- _Records_:
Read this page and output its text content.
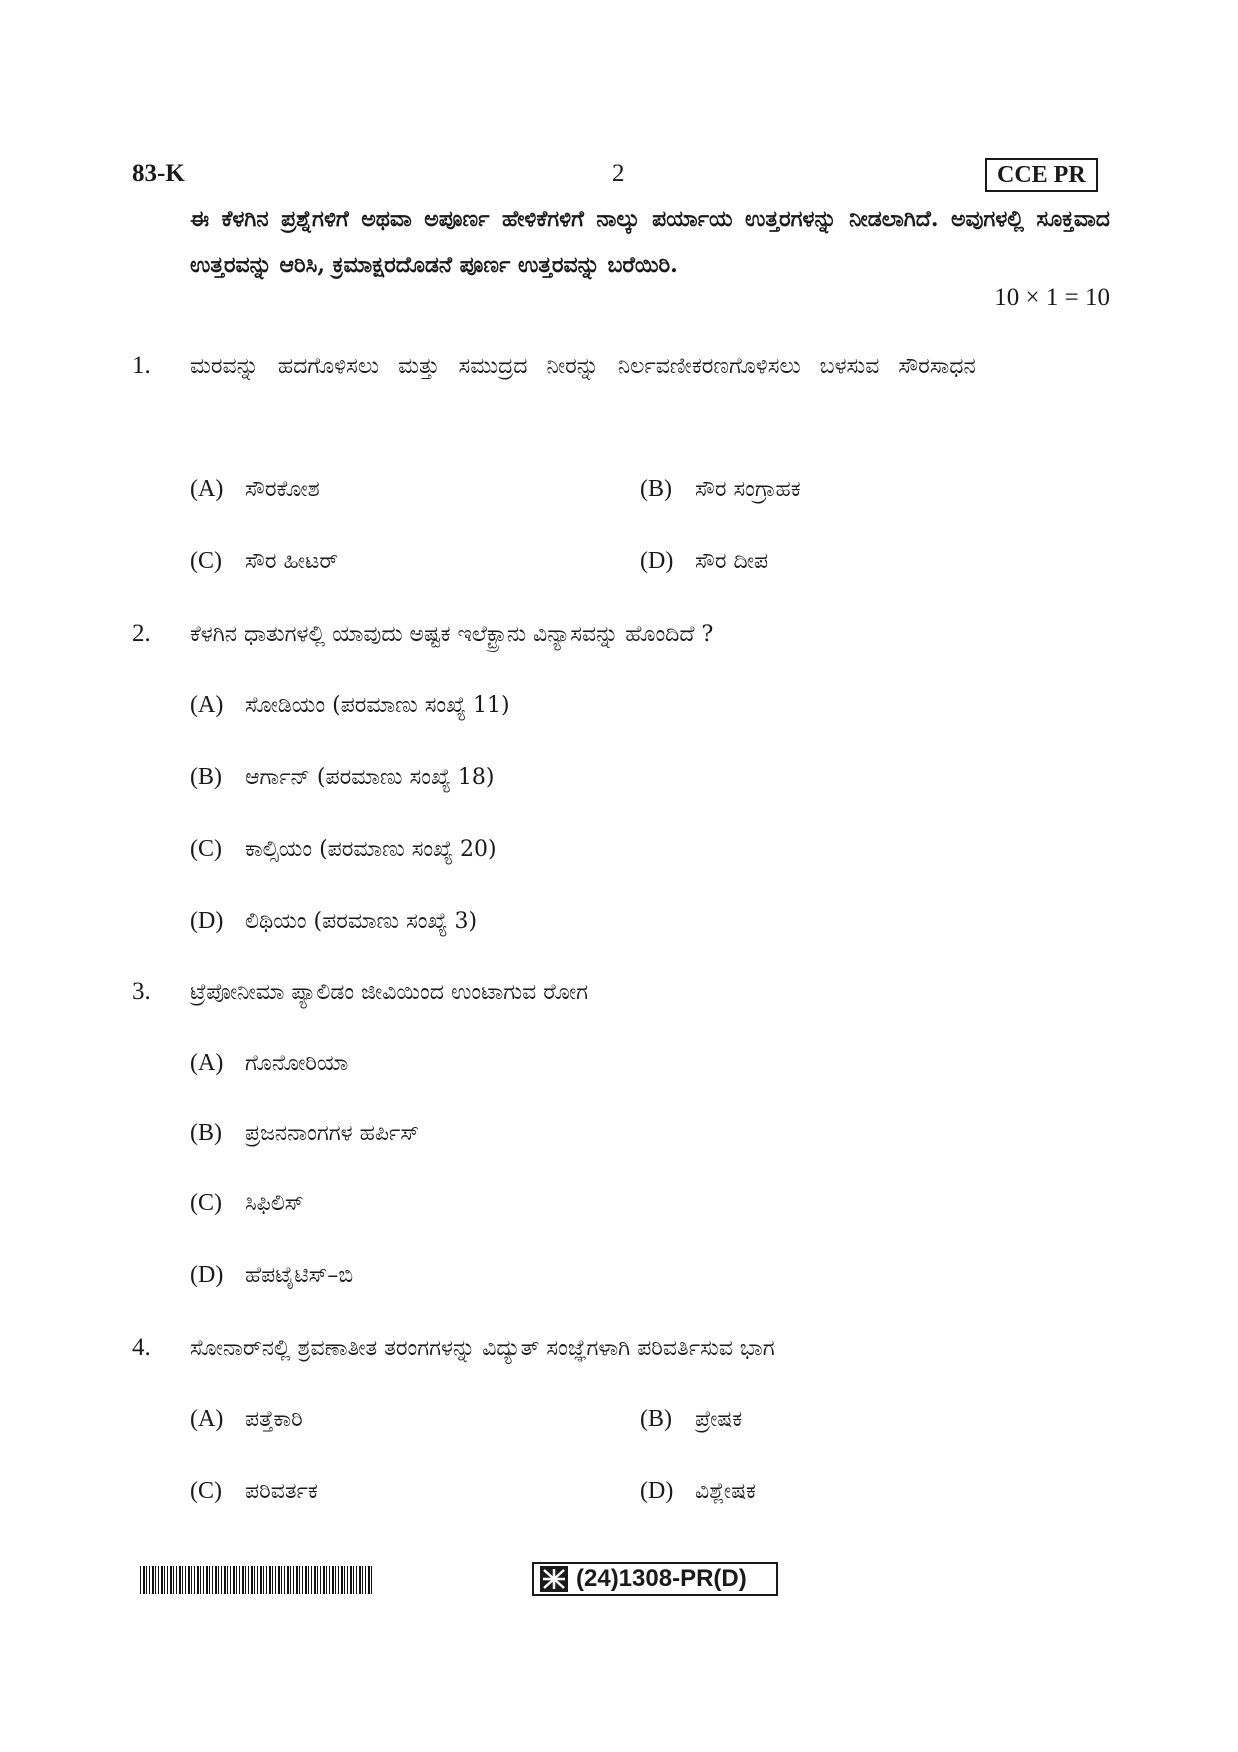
83-K	2	CCE PR
ಈ ಕೆಳಗಿನ ಪ್ರಶ್ನೆಗಳಿಗೆ ಅಥವಾ ಅಪೂರ್ಣ ಹೇಳಿಕೆಗಳಿಗೆ ನಾಲ್ಕು ಪರ್ಯಾಯ ಉತ್ತರಗಳನ್ನು ನೀಡಲಾಗಿದೆ. ಅವುಗಳಲ್ಲಿ ಸೂಕ್ತವಾದ ಉತ್ತರವನ್ನು ಆರಿಸಿ, ಕ್ರಮಾಕ್ಷರದೊಡನೆ ಪೂರ್ಣ ಉತ್ತರವನ್ನು ಬರೆಯಿರಿ.
10 × 1 = 10
1. ಮರವನ್ನು ಹದಗೊಳಿಸಲು ಮತ್ತು ಸಮುದ್ರದ ನೀರನ್ನು ನಿರ್ಲವಣೀಕರಣಗೊಳಿಸಲು ಬಳಸುವ ಸೌರಸಾಧನ
(A) ಸೌರಕೋಶ	(B) ಸೌರ ಸಂಗ್ರಾಹಕ
(C) ಸೌರ ಹೀಟರ್	(D) ಸೌರ ದೀಪ
2. ಕೆಳಗಿನ ಧಾತುಗಳಲ್ಲಿ ಯಾವುದು ಅಷ್ಟಕ ಇಲೆಕ್ಟ್ರಾನು ವಿನ್ಯಾಸವನ್ನು ಹೊಂದಿದೆ ?
(A) ಸೋಡಿಯಂ (ಪರಮಾಣು ಸಂಖ್ಯೆ 11)
(B) ಆರ್ಗಾನ್ (ಪರಮಾಣು ಸಂಖ್ಯೆ 18)
(C) ಕಾಲ್ಸಿಯಂ (ಪರಮಾಣು ಸಂಖ್ಯೆ 20)
(D) ಲಿಥಿಯಂ (ಪರಮಾಣು ಸಂಖ್ಯೆ 3)
3. ಟ್ರೆಪೋನೀಮಾ ಪ್ಯಾಲಿಡಂ ಜೀವಿಯಿಂದ ಉಂಟಾಗುವ ರೋಗ
(A) ಗೊನೋರಿಯಾ
(B) ಪ್ರಜನನಾಂಗಗಳ ಹರ್ಪಿಸ್
(C) ಸಿಫಿಲಿಸ್
(D) ಹೆಪಟೈಟಿಸ್–ಬಿ
4. ಸೋನಾರ್‌ನಲ್ಲಿ ಶ್ರವಣಾತೀತ ತರಂಗಗಳನ್ನು ವಿದ್ಯುತ್ ಸಂಜ್ಞೆಗಳಾಗಿ ಪರಿವರ್ತಿಸುವ ಭಾಗ
(A) ಪತ್ತೆಕಾರಿ	(B) ಪ್ರೇಷಕ
(C) ಪರಿವರ್ತಕ	(D) ವಿಶ್ಲೇಷಕ
(24)1308-PR(D)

- _To do_: Reproduce every entry word for word, but omit the pictures.

- _Task output_:
Read this page and output its text content.
83-K	2	CCE PR
ಈ ಕೆಳಗಿನ ಪ್ರಶ್ನೆಗಳಿಗೆ ಅಥವಾ ಅಪೂರ್ಣ ಹೇಳಿಕೆಗಳಿಗೆ ನಾಲ್ಕು ಪರ್ಯಾಯ ಉತ್ತರಗಳನ್ನು ನೀಡಲಾಗಿದೆ. ಅವುಗಳಲ್ಲಿ ಸೂಕ್ತವಾದ ಉತ್ತರವನ್ನು ಆರಿಸಿ, ಕ್ರಮಾಕ್ಷರದೊಡನೆ ಪೂರ್ಣ ಉತ್ತರವನ್ನು ಬರೆಯಿರಿ.
10 × 1 = 10
1. ಮರವನ್ನು ಹದಗೊಳಿಸಲು ಮತ್ತು ಸಮುದ್ರದ ನೀರನ್ನು ನಿರ್ಲವಣೀಕರಣಗೊಳಿಸಲು ಬಳಸುವ ಸೌರಸಾಧನ
(A) ಸೌರಕೋಶ	(B) ಸೌರ ಸಂಗ್ರಾಹಕ
(C) ಸೌರ ಹೀಟರ್	(D) ಸೌರ ದೀಪ
2. ಕೆಳಗಿನ ಧಾತುಗಳಲ್ಲಿ ಯಾವುದು ಅಷ್ಟಕ ಇಲೆಕ್ಟ್ರಾನು ವಿನ್ಯಾಸವನ್ನು ಹೊಂದಿದೆ ?
(A) ಸೋಡಿಯಂ (ಪರಮಾಣು ಸಂಖ್ಯೆ 11)
(B) ಆರ್ಗಾನ್ (ಪರಮಾಣು ಸಂಖ್ಯೆ 18)
(C) ಕಾಲ್ಸಿಯಂ (ಪರಮಾಣು ಸಂಖ್ಯೆ 20)
(D) ಲಿಥಿಯಂ (ಪರಮಾಣು ಸಂಖ್ಯೆ 3)
3. ಟ್ರೆಪೋನೀಮಾ ಪ್ಯಾಲಿಡಂ ಜೀವಿಯಿಂದ ಉಂಟಾಗುವ ರೋಗ
(A) ಗೊನೋರಿಯಾ
(B) ಪ್ರಜನನಾಂಗಗಳ ಹರ್ಪಿಸ್
(C) ಸಿಫಿಲಿಸ್
(D) ಹೆಪಟೈಟಿಸ್–ಬಿ
4. ಸೋನಾರ್‌ನಲ್ಲಿ ಶ್ರವಣಾತೀತ ತರಂಗಗಳನ್ನು ವಿದ್ಯುತ್ ಸಂಜ್ಞೆಗಳಾಗಿ ಪರಿವರ್ತಿಸುವ ಭಾಗ
(A) ಪತ್ತೆಕಾರಿ	(B) ಪ್ರೇಷಕ
(C) ಪರಿವರ್ತಕ	(D) ವಿಶ್ಲೇಷಕ
(24)1308-PR(D)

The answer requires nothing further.